What to do:
Would you set down the whole listing again exactly as it appears?

Dataset entries:
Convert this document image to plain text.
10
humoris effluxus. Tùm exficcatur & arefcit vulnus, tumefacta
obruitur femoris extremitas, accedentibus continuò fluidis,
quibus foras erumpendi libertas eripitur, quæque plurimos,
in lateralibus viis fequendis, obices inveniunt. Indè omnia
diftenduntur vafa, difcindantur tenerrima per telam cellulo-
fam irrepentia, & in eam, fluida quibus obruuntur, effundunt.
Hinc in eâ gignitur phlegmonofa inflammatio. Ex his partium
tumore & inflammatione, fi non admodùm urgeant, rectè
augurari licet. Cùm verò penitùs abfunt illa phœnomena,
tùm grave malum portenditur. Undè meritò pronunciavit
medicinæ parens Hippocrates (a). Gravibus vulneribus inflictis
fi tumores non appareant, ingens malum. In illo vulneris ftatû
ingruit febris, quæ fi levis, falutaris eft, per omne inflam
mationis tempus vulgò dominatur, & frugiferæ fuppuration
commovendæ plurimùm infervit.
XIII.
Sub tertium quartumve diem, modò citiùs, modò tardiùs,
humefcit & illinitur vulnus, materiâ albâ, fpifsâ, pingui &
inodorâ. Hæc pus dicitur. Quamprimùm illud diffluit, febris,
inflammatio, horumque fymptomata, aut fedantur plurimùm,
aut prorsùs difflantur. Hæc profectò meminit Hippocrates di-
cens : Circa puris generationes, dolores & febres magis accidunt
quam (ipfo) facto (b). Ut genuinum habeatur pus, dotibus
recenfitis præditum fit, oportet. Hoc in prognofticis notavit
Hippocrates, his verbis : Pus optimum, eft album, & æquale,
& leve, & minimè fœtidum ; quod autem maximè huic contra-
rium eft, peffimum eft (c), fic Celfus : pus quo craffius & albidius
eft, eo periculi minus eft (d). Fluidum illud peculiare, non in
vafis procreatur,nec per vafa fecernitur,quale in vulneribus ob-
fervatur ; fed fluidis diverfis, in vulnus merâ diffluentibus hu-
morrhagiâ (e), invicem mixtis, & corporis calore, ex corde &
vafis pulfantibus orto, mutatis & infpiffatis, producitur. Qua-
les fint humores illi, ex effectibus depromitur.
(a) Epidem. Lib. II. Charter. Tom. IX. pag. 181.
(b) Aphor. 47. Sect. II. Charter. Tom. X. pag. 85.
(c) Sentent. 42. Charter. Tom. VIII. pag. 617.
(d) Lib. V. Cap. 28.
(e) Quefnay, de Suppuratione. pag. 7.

Completed exercise:
Convert this document image to plain text.
10
humoris effluxus. Tùm exficcatur & arefcit vulnus, tumefacta
obruitur femoris extremitas, accedentibus continuò fluidis,
quibus foras erumpendi libertas eripitur, quæque plurimos,
in lateralibus viis fequendis, obices inveniunt. Indè omnia
diftenduntur vafa, difcindantur tenerrima per telam cellulo-
fam irrepentia, & in eam, fluida quibus obruuntur, effundunt.
Hinc in eâ gignitur phlegmonofa inflammatio. Ex his partium
tumore & inflammatione, fi non admodùm urgeant, rectè
augurari licet. Cùm verò penitùs abfunt illa phœnomena,
tùm grave malum portenditur. Undè meritò pronunciavit
medicinæ parens Hippocrates (a). Gravibus vulneribus inflictis
fi tumores non appareant, ingens malum. In illo vulneris ftatû
ingruit febris, quæ fi levis, falutaris eft, per omne inflam
mationis tempus vulgò dominatur, & frugiferæ fuppuration
commovendæ plurimùm infervit.
XIII.
Sub tertium quartumve diem, modò citiùs, modò tardiùs,
humefcit & illinitur vulnus, materiâ albâ, fpifsâ, pingui &
inodorâ. Hæc pus dicitur. Quamprimùm illud diffluit, febris,
inflammatio, horumque fymptomata, aut fedantur plurimùm,
aut prorsùs difflantur. Hæc profectò meminit Hippocrates di-
cens : Circa puris generationes, dolores & febres magis accidunt
quam (ipfo) facto (b). Ut genuinum habeatur pus, dotibus
recenfitis præditum fit, oportet. Hoc in prognofticis notavit
Hippocrates, his verbis : Pus optimum, eft album, & æquale,
& leve, & minimè fœtidum ; quod autem maximè huic contra-
rium eft, peffimum eft (c), fic Celfus : pus quo craffius & albidius
eft, eo periculi minus eft (d). Fluidum illud peculiare, non in
vafis procreatur,nec per vafa fecernitur,quale in vulneribus ob-
fervatur ; fed fluidis diverfis, in vulnus merâ diffluentibus hu-
morrhagiâ (e), invicem mixtis, & corporis calore, ex corde &
vafis pulfantibus orto, mutatis & infpiffatis, producitur. Qua-
les fint humores illi, ex effectibus depromitur.
(a) Epidem. Lib. II. Charter. Tom. IX. pag. 181.
(b) Aphor. 47. Sect. II. Charter. Tom. X. pag. 85.
(c) Sentent. 42. Charter. Tom. VIII. pag. 617.
(d) Lib. V. Cap. 28.
(e) Quefnay, de Suppuratione. pag. 7.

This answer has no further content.